Given request | In the data below, find every line with the string "тиску" and pull it out.

[Figure data in JSON]
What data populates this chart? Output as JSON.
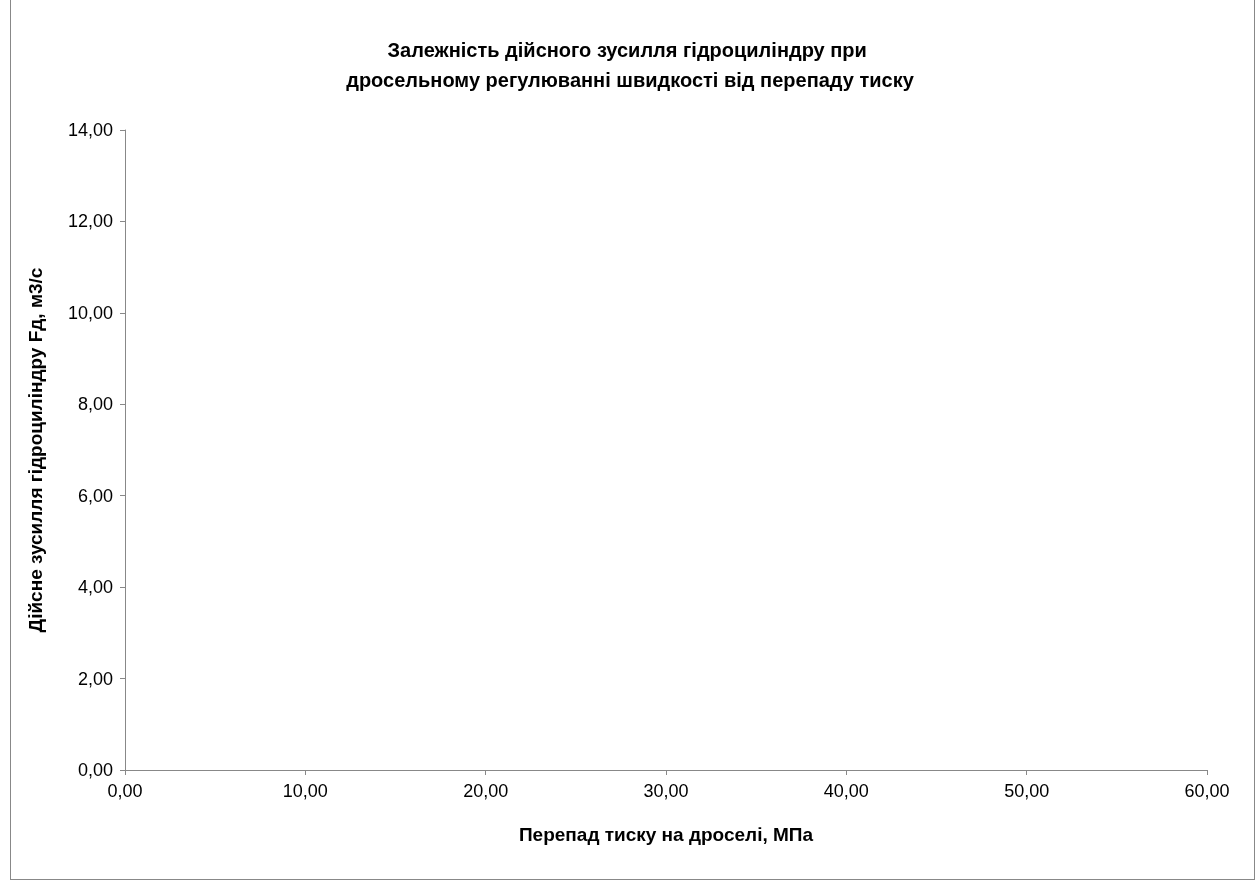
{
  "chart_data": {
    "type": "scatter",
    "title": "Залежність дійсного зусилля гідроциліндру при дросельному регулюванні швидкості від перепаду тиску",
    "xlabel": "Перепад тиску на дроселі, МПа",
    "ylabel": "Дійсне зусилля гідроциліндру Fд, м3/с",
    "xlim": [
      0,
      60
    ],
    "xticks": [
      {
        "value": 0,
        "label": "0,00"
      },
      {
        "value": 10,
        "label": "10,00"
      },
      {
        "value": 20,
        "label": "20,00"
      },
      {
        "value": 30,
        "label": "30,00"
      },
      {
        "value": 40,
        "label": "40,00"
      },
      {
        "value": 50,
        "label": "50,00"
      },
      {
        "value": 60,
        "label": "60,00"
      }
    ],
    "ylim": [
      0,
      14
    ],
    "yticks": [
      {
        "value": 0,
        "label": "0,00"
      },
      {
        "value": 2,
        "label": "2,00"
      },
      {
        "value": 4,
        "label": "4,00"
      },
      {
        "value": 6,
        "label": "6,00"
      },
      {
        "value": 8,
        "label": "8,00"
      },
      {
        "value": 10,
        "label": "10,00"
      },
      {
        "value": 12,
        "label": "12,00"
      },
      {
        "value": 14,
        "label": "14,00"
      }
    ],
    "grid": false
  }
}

Task response |
    "title": "Залежність дійсного зусилля гідроциліндру при дросельному регулюванні швидкості від перепаду тиску",
    "xlabel": "Перепад тиску на дроселі, МПа",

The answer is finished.